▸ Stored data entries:
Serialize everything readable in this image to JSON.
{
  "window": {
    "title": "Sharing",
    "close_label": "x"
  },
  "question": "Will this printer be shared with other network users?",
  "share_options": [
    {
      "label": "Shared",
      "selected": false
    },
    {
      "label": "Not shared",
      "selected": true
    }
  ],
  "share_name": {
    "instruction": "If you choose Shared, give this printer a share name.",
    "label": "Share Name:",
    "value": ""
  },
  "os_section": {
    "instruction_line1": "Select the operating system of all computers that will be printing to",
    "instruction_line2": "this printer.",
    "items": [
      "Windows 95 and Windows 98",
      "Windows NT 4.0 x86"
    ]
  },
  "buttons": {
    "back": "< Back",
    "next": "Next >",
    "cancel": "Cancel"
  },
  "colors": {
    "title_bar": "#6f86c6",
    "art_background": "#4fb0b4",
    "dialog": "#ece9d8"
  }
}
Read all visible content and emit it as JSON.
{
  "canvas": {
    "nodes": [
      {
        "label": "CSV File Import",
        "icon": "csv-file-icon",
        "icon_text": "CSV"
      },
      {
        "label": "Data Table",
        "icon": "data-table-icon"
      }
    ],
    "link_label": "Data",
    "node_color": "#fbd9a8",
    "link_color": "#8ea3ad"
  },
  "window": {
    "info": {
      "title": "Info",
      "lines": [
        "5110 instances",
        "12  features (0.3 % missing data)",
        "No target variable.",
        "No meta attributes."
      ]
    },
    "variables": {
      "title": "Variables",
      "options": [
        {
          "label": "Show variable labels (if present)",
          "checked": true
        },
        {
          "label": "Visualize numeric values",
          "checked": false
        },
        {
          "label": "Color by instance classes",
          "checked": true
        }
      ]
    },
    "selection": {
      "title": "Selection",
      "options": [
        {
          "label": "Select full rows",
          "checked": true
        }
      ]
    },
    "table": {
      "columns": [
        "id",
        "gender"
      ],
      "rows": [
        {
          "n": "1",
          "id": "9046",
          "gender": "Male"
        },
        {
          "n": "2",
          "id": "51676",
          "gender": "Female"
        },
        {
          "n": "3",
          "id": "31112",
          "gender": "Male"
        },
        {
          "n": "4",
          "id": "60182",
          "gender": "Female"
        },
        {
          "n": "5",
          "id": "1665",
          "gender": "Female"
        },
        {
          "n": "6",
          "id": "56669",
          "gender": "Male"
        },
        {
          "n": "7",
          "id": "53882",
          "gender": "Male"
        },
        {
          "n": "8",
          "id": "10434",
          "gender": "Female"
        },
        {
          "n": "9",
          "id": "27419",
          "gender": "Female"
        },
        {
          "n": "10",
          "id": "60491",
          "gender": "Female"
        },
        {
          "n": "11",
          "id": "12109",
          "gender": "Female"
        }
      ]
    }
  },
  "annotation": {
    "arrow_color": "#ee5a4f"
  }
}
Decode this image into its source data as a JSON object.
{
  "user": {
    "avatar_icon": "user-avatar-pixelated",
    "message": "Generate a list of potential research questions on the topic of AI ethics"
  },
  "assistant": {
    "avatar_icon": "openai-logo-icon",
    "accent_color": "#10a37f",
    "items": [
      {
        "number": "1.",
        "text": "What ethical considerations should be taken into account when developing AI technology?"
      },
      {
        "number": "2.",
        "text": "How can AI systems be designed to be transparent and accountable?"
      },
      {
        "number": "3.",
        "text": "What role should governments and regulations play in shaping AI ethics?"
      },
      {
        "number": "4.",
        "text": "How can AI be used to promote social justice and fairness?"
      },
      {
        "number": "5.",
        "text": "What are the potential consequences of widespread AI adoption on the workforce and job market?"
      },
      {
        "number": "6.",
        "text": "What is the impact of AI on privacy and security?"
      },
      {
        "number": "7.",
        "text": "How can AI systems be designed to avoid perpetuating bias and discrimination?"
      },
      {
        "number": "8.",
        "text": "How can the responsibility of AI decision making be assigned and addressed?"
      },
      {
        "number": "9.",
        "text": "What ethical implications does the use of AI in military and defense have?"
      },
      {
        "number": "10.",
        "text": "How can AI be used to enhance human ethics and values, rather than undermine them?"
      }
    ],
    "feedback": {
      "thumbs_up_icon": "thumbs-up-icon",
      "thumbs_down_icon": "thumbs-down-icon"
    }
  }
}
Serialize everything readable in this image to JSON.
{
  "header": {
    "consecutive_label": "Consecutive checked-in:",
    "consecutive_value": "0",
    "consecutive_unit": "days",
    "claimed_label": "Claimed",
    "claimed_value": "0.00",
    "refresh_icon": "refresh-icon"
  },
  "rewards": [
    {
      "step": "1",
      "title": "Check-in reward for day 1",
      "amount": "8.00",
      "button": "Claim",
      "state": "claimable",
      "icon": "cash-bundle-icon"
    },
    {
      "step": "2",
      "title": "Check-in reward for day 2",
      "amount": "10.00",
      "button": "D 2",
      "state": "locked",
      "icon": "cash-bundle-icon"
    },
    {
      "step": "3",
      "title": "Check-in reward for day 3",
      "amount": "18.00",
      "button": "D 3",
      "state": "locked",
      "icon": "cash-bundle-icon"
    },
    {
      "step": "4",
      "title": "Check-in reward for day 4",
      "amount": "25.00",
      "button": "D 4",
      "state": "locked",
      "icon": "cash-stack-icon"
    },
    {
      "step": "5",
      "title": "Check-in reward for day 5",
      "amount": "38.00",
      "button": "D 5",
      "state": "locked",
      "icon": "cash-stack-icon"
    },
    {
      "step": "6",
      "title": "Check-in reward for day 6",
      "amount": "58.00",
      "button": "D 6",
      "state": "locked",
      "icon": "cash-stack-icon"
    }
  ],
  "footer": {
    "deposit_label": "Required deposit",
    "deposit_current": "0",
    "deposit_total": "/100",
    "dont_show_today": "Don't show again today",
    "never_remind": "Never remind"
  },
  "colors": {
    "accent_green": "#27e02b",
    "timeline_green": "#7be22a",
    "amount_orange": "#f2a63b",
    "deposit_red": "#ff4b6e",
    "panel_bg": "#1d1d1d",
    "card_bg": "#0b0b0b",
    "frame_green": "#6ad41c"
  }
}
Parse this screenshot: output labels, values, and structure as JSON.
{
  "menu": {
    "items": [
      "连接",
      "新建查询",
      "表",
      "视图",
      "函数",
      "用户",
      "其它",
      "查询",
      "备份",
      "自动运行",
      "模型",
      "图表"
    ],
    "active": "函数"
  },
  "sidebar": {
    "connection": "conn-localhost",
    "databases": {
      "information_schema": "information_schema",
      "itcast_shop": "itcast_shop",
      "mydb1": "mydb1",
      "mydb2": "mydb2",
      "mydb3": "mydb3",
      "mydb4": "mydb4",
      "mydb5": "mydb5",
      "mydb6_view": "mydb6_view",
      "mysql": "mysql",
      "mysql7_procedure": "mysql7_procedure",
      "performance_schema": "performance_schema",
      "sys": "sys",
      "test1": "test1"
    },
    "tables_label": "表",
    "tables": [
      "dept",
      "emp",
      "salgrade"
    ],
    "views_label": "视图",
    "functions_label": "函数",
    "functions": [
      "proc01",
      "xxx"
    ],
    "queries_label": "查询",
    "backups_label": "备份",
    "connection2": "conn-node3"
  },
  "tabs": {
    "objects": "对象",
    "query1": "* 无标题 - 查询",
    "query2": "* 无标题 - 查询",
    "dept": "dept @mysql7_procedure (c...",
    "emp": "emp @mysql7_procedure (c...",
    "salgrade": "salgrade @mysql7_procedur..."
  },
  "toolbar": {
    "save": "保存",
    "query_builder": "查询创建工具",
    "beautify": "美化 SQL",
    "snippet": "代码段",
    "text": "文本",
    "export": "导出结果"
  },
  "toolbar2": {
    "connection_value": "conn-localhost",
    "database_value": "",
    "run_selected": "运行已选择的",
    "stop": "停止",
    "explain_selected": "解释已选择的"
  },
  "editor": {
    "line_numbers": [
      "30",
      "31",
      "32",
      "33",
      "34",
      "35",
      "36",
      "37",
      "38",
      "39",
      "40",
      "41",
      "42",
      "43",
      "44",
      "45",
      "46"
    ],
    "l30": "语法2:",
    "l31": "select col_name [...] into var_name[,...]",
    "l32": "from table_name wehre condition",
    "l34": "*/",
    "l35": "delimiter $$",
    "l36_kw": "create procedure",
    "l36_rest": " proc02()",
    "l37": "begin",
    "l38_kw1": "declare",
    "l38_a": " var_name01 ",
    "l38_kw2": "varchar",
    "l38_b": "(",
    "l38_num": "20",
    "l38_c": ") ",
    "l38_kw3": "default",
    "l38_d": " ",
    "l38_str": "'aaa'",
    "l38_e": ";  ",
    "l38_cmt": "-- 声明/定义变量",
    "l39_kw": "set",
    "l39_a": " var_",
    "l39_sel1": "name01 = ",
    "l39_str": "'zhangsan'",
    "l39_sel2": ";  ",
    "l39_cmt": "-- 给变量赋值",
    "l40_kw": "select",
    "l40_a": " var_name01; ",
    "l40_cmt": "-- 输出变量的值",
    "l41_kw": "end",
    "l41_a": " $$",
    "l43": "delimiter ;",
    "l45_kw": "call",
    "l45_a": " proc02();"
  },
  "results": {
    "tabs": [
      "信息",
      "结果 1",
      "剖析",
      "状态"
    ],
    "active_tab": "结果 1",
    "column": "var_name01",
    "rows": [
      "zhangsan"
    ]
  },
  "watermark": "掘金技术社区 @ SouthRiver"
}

▸ STATED GOAL: How many of the lines above include the string "printer"? Answer with the number only.

▸ TASK SOLUTION: 3